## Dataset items
+++++

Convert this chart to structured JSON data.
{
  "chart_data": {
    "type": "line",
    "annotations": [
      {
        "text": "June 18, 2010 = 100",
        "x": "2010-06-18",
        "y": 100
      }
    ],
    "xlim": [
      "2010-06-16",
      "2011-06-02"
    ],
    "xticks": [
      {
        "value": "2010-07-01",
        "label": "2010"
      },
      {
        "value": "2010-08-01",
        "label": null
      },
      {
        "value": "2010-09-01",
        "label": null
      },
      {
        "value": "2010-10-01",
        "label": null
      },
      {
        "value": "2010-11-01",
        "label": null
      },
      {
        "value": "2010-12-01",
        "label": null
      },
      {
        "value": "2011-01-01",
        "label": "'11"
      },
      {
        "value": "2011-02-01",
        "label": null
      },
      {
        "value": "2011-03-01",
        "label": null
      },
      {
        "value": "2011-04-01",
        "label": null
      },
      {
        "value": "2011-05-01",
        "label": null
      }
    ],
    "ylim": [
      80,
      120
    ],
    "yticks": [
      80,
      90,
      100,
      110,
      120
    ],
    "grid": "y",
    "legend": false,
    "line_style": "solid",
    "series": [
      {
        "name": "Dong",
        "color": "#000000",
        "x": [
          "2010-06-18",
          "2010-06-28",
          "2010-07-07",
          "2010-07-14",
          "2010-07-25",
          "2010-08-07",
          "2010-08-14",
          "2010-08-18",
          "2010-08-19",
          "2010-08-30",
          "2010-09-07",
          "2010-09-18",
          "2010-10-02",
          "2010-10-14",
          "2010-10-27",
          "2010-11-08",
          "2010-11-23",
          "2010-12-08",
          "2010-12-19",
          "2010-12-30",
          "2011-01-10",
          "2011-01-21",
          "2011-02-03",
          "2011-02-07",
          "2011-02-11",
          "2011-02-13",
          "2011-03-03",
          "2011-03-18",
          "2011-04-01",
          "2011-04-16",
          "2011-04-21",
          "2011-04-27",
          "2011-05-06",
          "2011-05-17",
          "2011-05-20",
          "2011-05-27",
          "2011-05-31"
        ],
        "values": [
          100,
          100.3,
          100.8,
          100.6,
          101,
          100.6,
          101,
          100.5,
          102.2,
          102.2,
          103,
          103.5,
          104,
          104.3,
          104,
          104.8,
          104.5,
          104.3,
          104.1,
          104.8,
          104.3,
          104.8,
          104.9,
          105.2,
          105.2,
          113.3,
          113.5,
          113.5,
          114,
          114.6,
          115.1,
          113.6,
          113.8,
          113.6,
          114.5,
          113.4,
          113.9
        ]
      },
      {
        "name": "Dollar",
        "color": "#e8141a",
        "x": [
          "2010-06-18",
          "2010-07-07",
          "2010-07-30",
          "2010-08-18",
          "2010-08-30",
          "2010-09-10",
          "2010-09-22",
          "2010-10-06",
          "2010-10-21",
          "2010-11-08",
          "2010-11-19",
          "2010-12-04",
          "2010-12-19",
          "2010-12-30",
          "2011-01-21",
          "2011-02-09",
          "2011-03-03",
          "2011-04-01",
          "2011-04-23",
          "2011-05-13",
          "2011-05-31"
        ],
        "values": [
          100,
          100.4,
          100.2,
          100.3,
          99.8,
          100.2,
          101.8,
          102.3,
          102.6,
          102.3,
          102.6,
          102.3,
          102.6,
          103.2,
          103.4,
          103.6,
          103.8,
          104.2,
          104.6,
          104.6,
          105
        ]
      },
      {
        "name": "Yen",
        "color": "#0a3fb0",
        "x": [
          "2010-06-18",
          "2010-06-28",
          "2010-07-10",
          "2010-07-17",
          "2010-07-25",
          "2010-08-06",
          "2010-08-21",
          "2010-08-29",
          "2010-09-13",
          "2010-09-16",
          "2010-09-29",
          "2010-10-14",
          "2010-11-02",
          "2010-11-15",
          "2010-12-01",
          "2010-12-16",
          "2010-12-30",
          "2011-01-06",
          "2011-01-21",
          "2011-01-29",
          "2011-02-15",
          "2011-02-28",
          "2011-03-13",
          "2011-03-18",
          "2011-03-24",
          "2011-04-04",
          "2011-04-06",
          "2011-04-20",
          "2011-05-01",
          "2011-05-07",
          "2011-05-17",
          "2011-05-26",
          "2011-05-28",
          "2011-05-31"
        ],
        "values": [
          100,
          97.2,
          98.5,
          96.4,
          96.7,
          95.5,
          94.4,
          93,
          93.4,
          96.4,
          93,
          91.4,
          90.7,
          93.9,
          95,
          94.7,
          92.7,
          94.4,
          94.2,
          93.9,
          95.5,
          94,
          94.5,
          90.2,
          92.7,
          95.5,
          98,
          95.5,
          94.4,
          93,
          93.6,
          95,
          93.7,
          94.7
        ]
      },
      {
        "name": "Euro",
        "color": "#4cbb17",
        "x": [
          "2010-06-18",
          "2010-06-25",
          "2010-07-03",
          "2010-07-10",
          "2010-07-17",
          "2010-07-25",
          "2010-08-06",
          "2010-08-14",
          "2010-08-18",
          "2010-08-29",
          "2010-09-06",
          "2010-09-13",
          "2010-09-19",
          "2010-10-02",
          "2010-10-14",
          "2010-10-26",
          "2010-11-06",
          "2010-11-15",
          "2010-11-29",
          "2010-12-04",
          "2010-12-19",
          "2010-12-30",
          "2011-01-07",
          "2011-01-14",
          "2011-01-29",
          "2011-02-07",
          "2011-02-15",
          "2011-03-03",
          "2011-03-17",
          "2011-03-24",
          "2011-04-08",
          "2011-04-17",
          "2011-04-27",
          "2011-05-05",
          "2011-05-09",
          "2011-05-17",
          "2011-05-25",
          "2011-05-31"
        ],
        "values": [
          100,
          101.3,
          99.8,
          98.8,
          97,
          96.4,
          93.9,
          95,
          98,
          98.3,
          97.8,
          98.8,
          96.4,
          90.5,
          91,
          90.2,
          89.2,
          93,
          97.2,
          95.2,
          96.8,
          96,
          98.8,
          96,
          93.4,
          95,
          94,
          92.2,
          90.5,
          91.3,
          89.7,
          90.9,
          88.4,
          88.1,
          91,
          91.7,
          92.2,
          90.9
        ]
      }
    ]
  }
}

+++++

Transcribe the whole listing exactly.

## Correct output
Convert this chart to structured JSON data.
{
  "chart_data": {
    "type": "line",
    "annotations": [
      {
        "text": "June 18, 2010 = 100",
        "x": "2010-06-18",
        "y": 100
      }
    ],
    "xlim": [
      "2010-06-16",
      "2011-06-02"
    ],
    "xticks": [
      {
        "value": "2010-07-01",
        "label": "2010"
      },
      {
        "value": "2010-08-01",
        "label": null
      },
      {
        "value": "2010-09-01",
        "label": null
      },
      {
        "value": "2010-10-01",
        "label": null
      },
      {
        "value": "2010-11-01",
        "label": null
      },
      {
        "value": "2010-12-01",
        "label": null
      },
      {
        "value": "2011-01-01",
        "label": "'11"
      },
      {
        "value": "2011-02-01",
        "label": null
      },
      {
        "value": "2011-03-01",
        "label": null
      },
      {
        "value": "2011-04-01",
        "label": null
      },
      {
        "value": "2011-05-01",
        "label": null
      }
    ],
    "ylim": [
      80,
      120
    ],
    "yticks": [
      80,
      90,
      100,
      110,
      120
    ],
    "grid": "y",
    "legend": false,
    "line_style": "solid",
    "series": [
      {
        "name": "Dong",
        "color": "#000000",
        "x": [
          "2010-06-18",
          "2010-06-28",
          "2010-07-07",
          "2010-07-14",
          "2010-07-25",
          "2010-08-07",
          "2010-08-14",
          "2010-08-18",
          "2010-08-19",
          "2010-08-30",
          "2010-09-07",
          "2010-09-18",
          "2010-10-02",
          "2010-10-14",
          "2010-10-27",
          "2010-11-08",
          "2010-11-23",
          "2010-12-08",
          "2010-12-19",
          "2010-12-30",
          "2011-01-10",
          "2011-01-21",
          "2011-02-03",
          "2011-02-07",
          "2011-02-11",
          "2011-02-13",
          "2011-03-03",
          "2011-03-18",
          "2011-04-01",
          "2011-04-16",
          "2011-04-21",
          "2011-04-27",
          "2011-05-06",
          "2011-05-17",
          "2011-05-20",
          "2011-05-27",
          "2011-05-31"
        ],
        "values": [
          100,
          100.3,
          100.8,
          100.6,
          101,
          100.6,
          101,
          100.5,
          102.2,
          102.2,
          103,
          103.5,
          104,
          104.3,
          104,
          104.8,
          104.5,
          104.3,
          104.1,
          104.8,
          104.3,
          104.8,
          104.9,
          105.2,
          105.2,
          113.3,
          113.5,
          113.5,
          114,
          114.6,
          115.1,
          113.6,
          113.8,
          113.6,
          114.5,
          113.4,
          113.9
        ]
      },
      {
        "name": "Dollar",
        "color": "#e8141a",
        "x": [
          "2010-06-18",
          "2010-07-07",
          "2010-07-30",
          "2010-08-18",
          "2010-08-30",
          "2010-09-10",
          "2010-09-22",
          "2010-10-06",
          "2010-10-21",
          "2010-11-08",
          "2010-11-19",
          "2010-12-04",
          "2010-12-19",
          "2010-12-30",
          "2011-01-21",
          "2011-02-09",
          "2011-03-03",
          "2011-04-01",
          "2011-04-23",
          "2011-05-13",
          "2011-05-31"
        ],
        "values": [
          100,
          100.4,
          100.2,
          100.3,
          99.8,
          100.2,
          101.8,
          102.3,
          102.6,
          102.3,
          102.6,
          102.3,
          102.6,
          103.2,
          103.4,
          103.6,
          103.8,
          104.2,
          104.6,
          104.6,
          105
        ]
      },
      {
        "name": "Yen",
        "color": "#0a3fb0",
        "x": [
          "2010-06-18",
          "2010-06-28",
          "2010-07-10",
          "2010-07-17",
          "2010-07-25",
          "2010-08-06",
          "2010-08-21",
          "2010-08-29",
          "2010-09-13",
          "2010-09-16",
          "2010-09-29",
          "2010-10-14",
          "2010-11-02",
          "2010-11-15",
          "2010-12-01",
          "2010-12-16",
          "2010-12-30",
          "2011-01-06",
          "2011-01-21",
          "2011-01-29",
          "2011-02-15",
          "2011-02-28",
          "2011-03-13",
          "2011-03-18",
          "2011-03-24",
          "2011-04-04",
          "2011-04-06",
          "2011-04-20",
          "2011-05-01",
          "2011-05-07",
          "2011-05-17",
          "2011-05-26",
          "2011-05-28",
          "2011-05-31"
        ],
        "values": [
          100,
          97.2,
          98.5,
          96.4,
          96.7,
          95.5,
          94.4,
          93,
          93.4,
          96.4,
          93,
          91.4,
          90.7,
          93.9,
          95,
          94.7,
          92.7,
          94.4,
          94.2,
          93.9,
          95.5,
          94,
          94.5,
          90.2,
          92.7,
          95.5,
          98,
          95.5,
          94.4,
          93,
          93.6,
          95,
          93.7,
          94.7
        ]
      },
      {
        "name": "Euro",
        "color": "#4cbb17",
        "x": [
          "2010-06-18",
          "2010-06-25",
          "2010-07-03",
          "2010-07-10",
          "2010-07-17",
          "2010-07-25",
          "2010-08-06",
          "2010-08-14",
          "2010-08-18",
          "2010-08-29",
          "2010-09-06",
          "2010-09-13",
          "2010-09-19",
          "2010-10-02",
          "2010-10-14",
          "2010-10-26",
          "2010-11-06",
          "2010-11-15",
          "2010-11-29",
          "2010-12-04",
          "2010-12-19",
          "2010-12-30",
          "2011-01-07",
          "2011-01-14",
          "2011-01-29",
          "2011-02-07",
          "2011-02-15",
          "2011-03-03",
          "2011-03-17",
          "2011-03-24",
          "2011-04-08",
          "2011-04-17",
          "2011-04-27",
          "2011-05-05",
          "2011-05-09",
          "2011-05-17",
          "2011-05-25",
          "2011-05-31"
        ],
        "values": [
          100,
          101.3,
          99.8,
          98.8,
          97,
          96.4,
          93.9,
          95,
          98,
          98.3,
          97.8,
          98.8,
          96.4,
          90.5,
          91,
          90.2,
          89.2,
          93,
          97.2,
          95.2,
          96.8,
          96,
          98.8,
          96,
          93.4,
          95,
          94,
          92.2,
          90.5,
          91.3,
          89.7,
          90.9,
          88.4,
          88.1,
          91,
          91.7,
          92.2,
          90.9
        ]
      }
    ]
  }
}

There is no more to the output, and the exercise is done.